## [Sezione del documento]
Periodo storico
Folklore slavo, IX-XX secolo
Fonti
Etnografia e archeologia slava, ricostruzione comparata

L’Ascia di Perun

Топор Перуна
Amuleto a forma di piccola ascia, il simbolo più diffuso del culto di Perun.

L’ascia di Perun è l’amuleto più diffuso e archeologicamente attestato del paganesimo slavo orientale: piccole asce miniaturizzate in bronzo o ferro, portate al collo come ciondolo, sono state ritrovate in decine di siti funerari e insediamenti dell’antica Rus’ fra il IX e l’XI secolo, spesso in contesti che suggeriscono un uso sia decorativo sia apotropaico, di protezione contro il male.

La forma dell’ascia richiama direttamente l’arma con cui Perun, nella ricostruzione mitologica moderna basata su fonti indirette, avrebbe scagliato i suoi fulmini contro il serpente-avversario ctonio: un parallelo diretto con il martello Mjölnir di Thor nella mitologia norrena, entrambi simboli di un dio del tuono indoeuropeo che usa un’arma da lancio o percussione contro un nemico serpentiforme, e in entrambe le culture riprodotti come amuleti popolari.

## [Dati forniti]

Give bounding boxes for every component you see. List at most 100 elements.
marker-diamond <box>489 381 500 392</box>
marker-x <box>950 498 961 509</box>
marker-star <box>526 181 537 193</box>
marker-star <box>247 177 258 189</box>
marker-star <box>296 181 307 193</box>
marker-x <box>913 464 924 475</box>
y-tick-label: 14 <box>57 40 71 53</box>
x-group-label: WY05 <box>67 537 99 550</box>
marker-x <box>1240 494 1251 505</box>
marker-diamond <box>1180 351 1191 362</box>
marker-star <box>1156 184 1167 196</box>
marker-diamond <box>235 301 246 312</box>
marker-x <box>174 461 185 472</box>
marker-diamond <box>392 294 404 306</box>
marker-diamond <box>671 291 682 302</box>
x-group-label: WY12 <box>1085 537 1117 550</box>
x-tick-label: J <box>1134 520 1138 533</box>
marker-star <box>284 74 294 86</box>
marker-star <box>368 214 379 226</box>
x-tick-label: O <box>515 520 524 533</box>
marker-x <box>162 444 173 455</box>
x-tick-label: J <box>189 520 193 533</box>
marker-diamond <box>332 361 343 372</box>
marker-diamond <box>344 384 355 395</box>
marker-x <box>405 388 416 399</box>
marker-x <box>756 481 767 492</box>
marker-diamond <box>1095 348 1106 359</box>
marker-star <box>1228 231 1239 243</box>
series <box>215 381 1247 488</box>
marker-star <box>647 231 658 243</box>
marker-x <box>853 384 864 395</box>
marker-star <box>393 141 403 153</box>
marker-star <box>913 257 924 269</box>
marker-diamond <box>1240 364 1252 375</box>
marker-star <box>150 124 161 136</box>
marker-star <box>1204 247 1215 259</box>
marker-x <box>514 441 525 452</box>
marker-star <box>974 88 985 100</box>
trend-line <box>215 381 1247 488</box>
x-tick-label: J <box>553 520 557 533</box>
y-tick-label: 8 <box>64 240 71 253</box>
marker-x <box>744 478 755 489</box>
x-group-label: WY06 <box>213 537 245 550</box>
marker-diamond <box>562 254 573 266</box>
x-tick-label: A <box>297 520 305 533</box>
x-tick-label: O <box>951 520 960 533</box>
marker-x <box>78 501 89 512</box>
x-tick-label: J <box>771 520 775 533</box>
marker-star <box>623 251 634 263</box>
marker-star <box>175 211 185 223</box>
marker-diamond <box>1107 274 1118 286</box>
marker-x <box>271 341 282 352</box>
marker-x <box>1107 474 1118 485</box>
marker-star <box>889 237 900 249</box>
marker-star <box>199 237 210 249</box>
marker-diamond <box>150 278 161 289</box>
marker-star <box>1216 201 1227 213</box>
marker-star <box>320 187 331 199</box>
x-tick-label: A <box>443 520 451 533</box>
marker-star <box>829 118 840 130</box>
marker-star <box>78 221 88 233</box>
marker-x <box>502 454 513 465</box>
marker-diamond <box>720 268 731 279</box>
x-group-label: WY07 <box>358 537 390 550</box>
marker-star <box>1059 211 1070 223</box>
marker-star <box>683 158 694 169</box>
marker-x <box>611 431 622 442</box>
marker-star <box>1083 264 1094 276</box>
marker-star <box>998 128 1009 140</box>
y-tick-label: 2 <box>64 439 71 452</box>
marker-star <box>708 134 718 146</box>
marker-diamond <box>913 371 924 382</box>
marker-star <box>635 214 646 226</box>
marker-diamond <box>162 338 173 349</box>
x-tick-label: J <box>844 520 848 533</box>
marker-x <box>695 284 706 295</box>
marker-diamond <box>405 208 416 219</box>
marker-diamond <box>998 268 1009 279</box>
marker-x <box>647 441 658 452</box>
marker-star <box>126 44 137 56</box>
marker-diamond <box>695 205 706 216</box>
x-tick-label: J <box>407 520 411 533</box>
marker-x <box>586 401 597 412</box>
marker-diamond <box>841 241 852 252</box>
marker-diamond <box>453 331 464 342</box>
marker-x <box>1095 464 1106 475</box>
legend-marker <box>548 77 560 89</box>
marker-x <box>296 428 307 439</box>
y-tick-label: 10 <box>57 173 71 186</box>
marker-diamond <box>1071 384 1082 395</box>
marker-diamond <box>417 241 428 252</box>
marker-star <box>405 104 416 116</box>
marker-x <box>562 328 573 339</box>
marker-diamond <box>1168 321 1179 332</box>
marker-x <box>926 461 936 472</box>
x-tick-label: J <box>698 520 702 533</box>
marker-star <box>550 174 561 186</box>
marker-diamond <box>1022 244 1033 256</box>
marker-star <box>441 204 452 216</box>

## [Serie di esercizi]
a – Rispondi a queste domande sul testo dedicato all'ascia di Perun:
(i) In quali metalli erano realizzate le piccole asce?
(ii) In quale arco di secoli si collocano i ritrovamenti nell'antica Rus'?
(iii) A quale oggetto della mitologia norrena viene paragonata l'ascia?
b – Procedi con il testo sull'ascia di Perun, scrivendo il seguito dopo la sua ultima frase.
Le voci riportate qui sopra non servono per svolgere gli esercizi.

## [Risposte]
a –
(i) In bronzo o ferro.
(ii) Fra il IX e l'XI secolo.
(iii) Al martello Mjölnir di Thor.

b –
A differenza del martello norreno, tuttavia, non esiste una fonte slava che descriva esplicitamente l’aspetto o il nome dell’arma di Perun: la sua identificazione con l’ascia deriva soprattutto dal ritrovamento sistematico di questi amuleti in contesti associabili al culto del dio del tuono, oltre che da confronti comparativi con altre divinità del fulmine indoeuropee, rendendo l’attribuzione plausibile ma non certa quanto quella norrena.

Gli amuleti a forma di ascia venivano indossati soprattutto da guerrieri e cacciatori, in cerca della protezione e della forza associate a Perun come divinità della sovranità guerriera; alcuni esemplari presentano incisioni di ruote solari o motivi a raggiera, rafforzando il legame simbolico fra il fulmine, il fuoco celeste e la ruota del sole nella cosmologia slava.

Dopo la cristianizzazione della Rus’ nel 988, il culto esplicito di Perun fu soppresso, ma gli amuleti ad ascia continuarono a essere prodotti e indossati per secoli come oggetti di protezione popolare, in un fenomeno di sincretismo silenzioso simile a quello osservato per molti altri simboli pagani europei sopravvissuti sotto forma di superstizione folclorica dopo la conversione ufficiale.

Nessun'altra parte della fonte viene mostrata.